Exercise directions | Below are the records; pull every line that includes "name".

Stored rows |
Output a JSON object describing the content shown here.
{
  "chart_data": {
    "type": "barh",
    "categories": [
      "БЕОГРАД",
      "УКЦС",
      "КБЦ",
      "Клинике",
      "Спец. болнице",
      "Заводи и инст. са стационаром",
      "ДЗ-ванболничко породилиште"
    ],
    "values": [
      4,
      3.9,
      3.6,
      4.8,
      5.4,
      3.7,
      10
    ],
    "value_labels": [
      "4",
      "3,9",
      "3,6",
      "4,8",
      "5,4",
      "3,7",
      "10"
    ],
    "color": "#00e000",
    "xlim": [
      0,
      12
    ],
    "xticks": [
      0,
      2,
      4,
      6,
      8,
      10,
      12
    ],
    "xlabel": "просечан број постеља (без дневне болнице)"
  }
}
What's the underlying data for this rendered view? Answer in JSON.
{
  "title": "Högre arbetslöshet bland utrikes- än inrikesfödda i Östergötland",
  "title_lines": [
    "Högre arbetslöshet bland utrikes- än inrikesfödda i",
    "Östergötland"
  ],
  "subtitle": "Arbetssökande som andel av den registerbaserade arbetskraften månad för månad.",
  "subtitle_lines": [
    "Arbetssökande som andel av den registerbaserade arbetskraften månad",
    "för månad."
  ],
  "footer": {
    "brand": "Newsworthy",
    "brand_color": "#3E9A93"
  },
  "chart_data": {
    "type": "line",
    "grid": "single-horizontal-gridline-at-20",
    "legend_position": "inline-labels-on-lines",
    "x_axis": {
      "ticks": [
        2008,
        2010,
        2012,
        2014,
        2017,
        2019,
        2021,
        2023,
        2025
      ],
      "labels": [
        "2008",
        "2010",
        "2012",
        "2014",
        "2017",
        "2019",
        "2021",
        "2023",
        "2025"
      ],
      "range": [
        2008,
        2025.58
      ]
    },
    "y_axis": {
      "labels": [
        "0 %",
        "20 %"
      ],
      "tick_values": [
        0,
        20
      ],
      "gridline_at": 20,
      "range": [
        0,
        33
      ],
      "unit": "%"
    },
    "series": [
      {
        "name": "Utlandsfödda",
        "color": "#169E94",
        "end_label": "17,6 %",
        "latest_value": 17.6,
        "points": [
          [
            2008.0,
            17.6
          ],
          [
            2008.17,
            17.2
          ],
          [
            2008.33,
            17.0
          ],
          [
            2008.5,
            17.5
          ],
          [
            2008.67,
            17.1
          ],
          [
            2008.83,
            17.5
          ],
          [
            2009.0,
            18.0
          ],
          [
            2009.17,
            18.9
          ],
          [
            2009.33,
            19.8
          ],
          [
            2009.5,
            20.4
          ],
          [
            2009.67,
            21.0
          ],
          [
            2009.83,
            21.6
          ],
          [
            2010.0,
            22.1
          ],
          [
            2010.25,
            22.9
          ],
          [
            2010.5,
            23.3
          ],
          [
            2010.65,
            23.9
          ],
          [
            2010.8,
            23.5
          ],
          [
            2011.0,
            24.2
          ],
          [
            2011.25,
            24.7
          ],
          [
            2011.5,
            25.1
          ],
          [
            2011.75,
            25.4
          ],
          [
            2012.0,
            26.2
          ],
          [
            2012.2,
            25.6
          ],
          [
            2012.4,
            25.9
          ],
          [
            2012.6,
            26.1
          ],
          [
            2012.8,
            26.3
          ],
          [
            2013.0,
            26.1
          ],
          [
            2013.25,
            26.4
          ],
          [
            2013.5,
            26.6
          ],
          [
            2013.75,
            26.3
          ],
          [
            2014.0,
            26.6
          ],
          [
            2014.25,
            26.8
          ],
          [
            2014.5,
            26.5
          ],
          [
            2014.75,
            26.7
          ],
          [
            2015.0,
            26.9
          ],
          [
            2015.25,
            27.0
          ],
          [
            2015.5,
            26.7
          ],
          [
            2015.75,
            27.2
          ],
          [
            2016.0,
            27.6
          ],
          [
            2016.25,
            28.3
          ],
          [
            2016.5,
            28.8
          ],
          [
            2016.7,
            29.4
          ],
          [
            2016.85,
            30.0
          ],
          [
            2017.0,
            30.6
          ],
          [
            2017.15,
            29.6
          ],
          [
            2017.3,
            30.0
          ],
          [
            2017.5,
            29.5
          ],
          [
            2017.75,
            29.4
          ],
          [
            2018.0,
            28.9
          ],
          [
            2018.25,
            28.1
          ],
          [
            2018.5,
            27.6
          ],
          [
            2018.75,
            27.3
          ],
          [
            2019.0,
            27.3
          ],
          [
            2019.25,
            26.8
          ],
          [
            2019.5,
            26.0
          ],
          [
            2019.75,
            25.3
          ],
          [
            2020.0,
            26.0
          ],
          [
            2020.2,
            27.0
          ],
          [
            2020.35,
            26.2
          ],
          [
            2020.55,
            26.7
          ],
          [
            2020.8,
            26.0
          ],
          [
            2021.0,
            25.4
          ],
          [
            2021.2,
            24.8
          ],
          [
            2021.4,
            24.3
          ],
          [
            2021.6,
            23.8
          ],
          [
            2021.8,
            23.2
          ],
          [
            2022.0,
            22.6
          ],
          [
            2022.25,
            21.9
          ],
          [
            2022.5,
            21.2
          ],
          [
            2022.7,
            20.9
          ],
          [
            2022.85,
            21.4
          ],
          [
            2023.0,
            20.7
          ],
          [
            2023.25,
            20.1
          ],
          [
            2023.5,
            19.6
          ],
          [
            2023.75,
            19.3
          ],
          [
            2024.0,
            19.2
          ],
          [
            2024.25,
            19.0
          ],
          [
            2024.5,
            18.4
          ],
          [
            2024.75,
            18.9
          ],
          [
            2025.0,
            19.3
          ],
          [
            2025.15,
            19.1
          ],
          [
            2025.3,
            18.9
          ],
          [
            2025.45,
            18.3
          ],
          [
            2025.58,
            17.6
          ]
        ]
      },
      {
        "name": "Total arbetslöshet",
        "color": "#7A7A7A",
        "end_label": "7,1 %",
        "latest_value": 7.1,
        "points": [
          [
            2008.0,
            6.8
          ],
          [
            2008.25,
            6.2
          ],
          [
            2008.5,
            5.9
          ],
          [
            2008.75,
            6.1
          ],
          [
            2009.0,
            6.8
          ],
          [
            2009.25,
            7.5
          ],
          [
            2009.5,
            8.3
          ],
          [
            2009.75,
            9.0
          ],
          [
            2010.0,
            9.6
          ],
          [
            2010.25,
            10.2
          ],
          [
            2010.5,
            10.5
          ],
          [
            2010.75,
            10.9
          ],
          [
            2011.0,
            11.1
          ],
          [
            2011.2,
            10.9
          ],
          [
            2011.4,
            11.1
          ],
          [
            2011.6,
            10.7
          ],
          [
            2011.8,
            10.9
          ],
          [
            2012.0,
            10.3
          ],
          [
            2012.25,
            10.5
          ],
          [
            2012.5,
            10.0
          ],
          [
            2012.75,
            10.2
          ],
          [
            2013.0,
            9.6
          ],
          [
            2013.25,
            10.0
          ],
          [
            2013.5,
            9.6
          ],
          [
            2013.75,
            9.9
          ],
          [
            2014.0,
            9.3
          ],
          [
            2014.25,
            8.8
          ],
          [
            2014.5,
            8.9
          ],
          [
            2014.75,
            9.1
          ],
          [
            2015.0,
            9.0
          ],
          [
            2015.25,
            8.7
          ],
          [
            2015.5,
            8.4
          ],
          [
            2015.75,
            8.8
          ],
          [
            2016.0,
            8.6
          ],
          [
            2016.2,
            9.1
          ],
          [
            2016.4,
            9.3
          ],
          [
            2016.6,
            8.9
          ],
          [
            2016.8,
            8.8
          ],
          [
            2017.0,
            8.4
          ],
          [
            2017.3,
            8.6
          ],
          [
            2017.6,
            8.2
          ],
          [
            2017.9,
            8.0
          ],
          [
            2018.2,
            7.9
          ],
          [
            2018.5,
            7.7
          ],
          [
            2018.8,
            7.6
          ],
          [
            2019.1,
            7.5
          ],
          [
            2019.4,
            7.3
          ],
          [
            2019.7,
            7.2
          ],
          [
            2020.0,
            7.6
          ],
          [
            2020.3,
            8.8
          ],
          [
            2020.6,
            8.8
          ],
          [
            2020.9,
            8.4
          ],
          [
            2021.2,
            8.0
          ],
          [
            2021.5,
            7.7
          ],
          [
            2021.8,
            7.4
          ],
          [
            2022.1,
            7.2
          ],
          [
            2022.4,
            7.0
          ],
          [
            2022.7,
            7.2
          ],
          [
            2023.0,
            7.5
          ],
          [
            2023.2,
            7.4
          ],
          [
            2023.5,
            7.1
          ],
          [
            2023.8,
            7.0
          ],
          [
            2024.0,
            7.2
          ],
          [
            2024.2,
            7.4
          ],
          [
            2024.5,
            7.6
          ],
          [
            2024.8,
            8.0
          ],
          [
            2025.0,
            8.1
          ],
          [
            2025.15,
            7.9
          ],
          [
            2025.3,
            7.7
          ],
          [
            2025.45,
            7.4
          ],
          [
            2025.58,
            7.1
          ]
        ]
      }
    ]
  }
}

Reply to the task |
        "name": "Utlandsfödda",
        "name": "Total arbetslöshet",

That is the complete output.